Exercise goal = Strip the pictures and reproduce the rest of the listing exactly.

BEGIN Data for processing

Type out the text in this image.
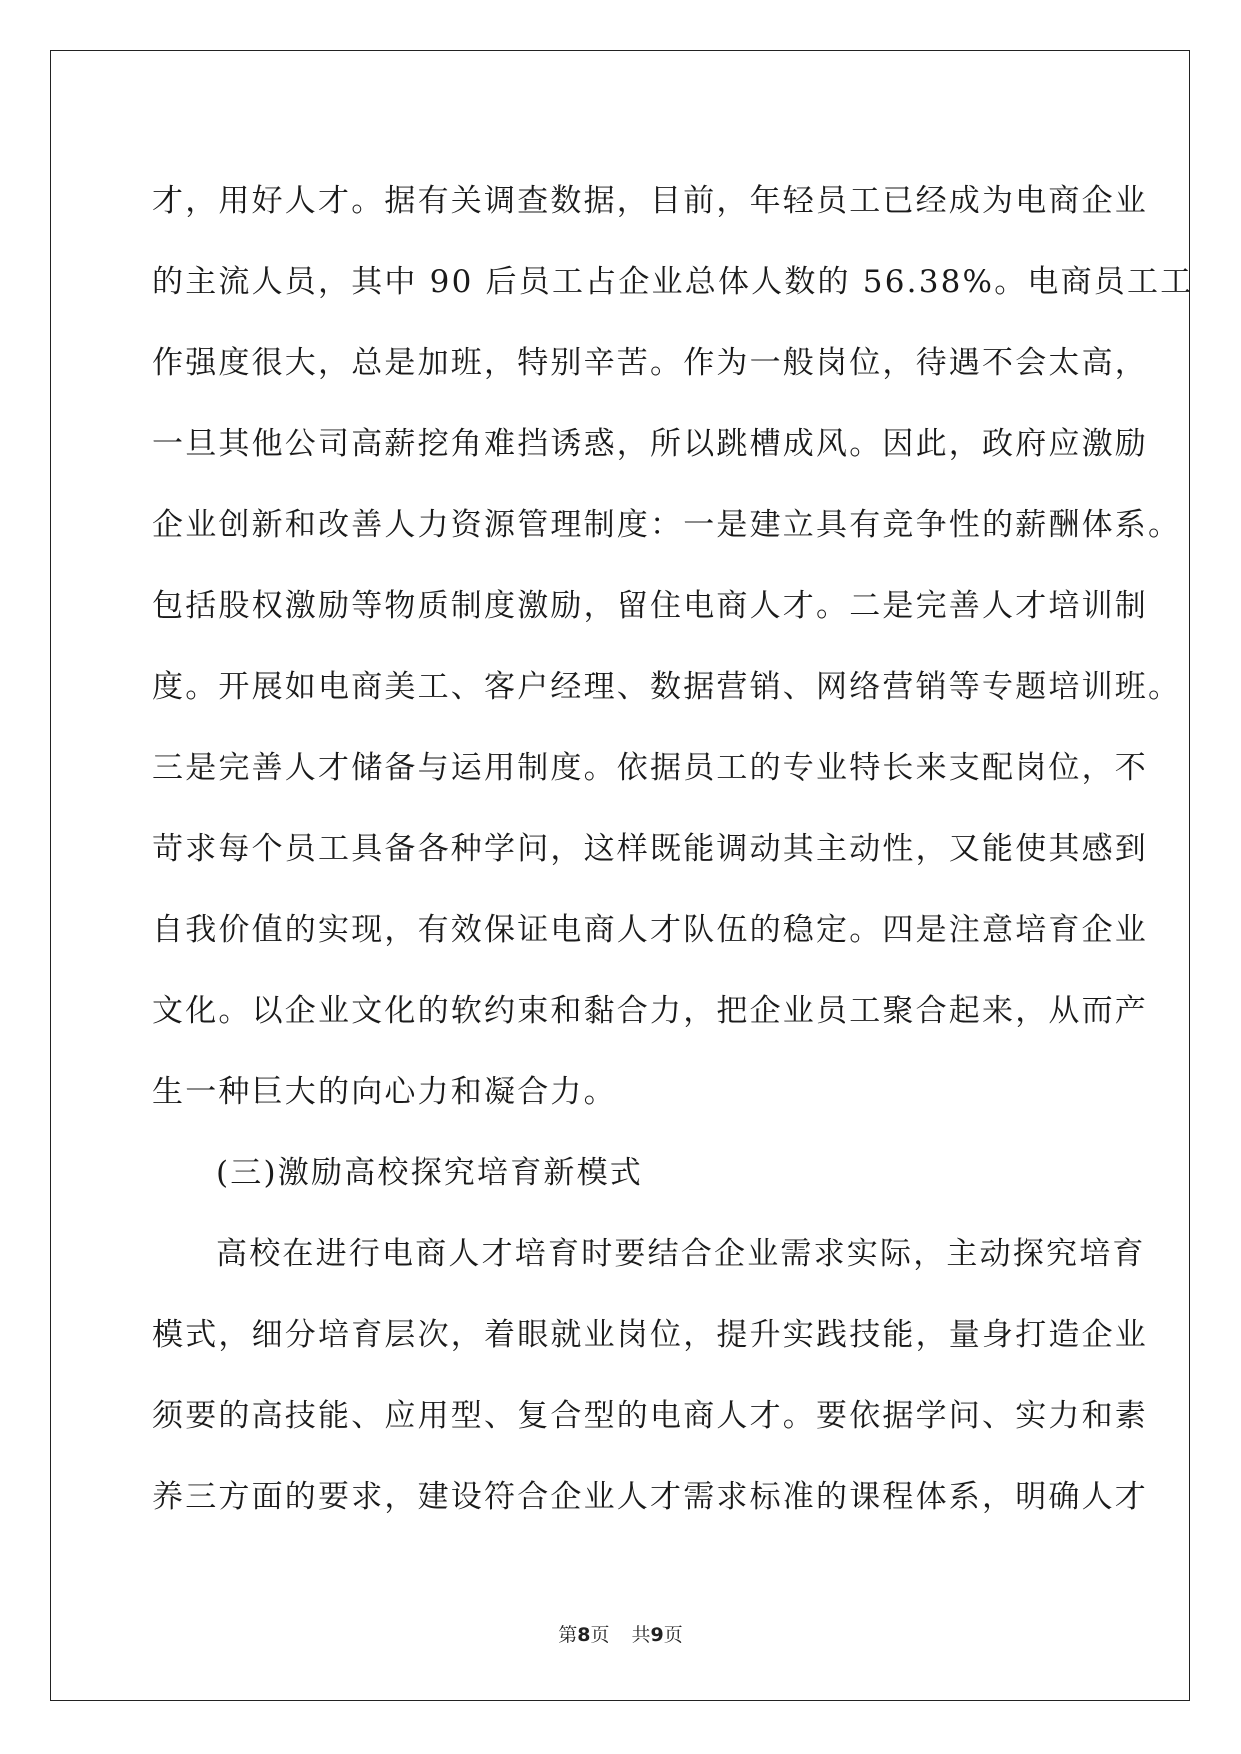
才，用好人才。据有关调查数据，目前，年轻员工已经成为电商企业
的主流人员，其中 90 后员工占企业总体人数的 56.38%。电商员工工
作强度很大，总是加班，特别辛苦。作为一般岗位，待遇不会太高，
一旦其他公司高薪挖角难挡诱惑，所以跳槽成风。因此，政府应激励
企业创新和改善人力资源管理制度：一是建立具有竞争性的薪酬体系。
包括股权激励等物质制度激励，留住电商人才。二是完善人才培训制
度。开展如电商美工、客户经理、数据营销、网络营销等专题培训班。
三是完善人才储备与运用制度。依据员工的专业特长来支配岗位，不
苛求每个员工具备各种学问，这样既能调动其主动性，又能使其感到
自我价值的实现，有效保证电商人才队伍的稳定。四是注意培育企业
文化。以企业文化的软约束和黏合力，把企业员工聚合起来，从而产
生一种巨大的向心力和凝合力。
(三)激励高校探究培育新模式
高校在进行电商人才培育时要结合企业需求实际，主动探究培育
模式，细分培育层次，着眼就业岗位，提升实践技能，量身打造企业
须要的高技能、应用型、复合型的电商人才。要依据学问、实力和素
养三方面的要求，建设符合企业人才需求标准的课程体系，明确人才
第8页 共9页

END Data for processing

Solved exercise =
Type out the text in this image.
才，用好人才。据有关调查数据，目前，年轻员工已经成为电商企业
的主流人员，其中 90 后员工占企业总体人数的 56.38%。电商员工工
作强度很大，总是加班，特别辛苦。作为一般岗位，待遇不会太高，
一旦其他公司高薪挖角难挡诱惑，所以跳槽成风。因此，政府应激励
企业创新和改善人力资源管理制度：一是建立具有竞争性的薪酬体系。
包括股权激励等物质制度激励，留住电商人才。二是完善人才培训制
度。开展如电商美工、客户经理、数据营销、网络营销等专题培训班。
三是完善人才储备与运用制度。依据员工的专业特长来支配岗位，不
苛求每个员工具备各种学问，这样既能调动其主动性，又能使其感到
自我价值的实现，有效保证电商人才队伍的稳定。四是注意培育企业
文化。以企业文化的软约束和黏合力，把企业员工聚合起来，从而产
生一种巨大的向心力和凝合力。
(三)激励高校探究培育新模式
高校在进行电商人才培育时要结合企业需求实际，主动探究培育
模式，细分培育层次，着眼就业岗位，提升实践技能，量身打造企业
须要的高技能、应用型、复合型的电商人才。要依据学问、实力和素
养三方面的要求，建设符合企业人才需求标准的课程体系，明确人才
第8页 共9页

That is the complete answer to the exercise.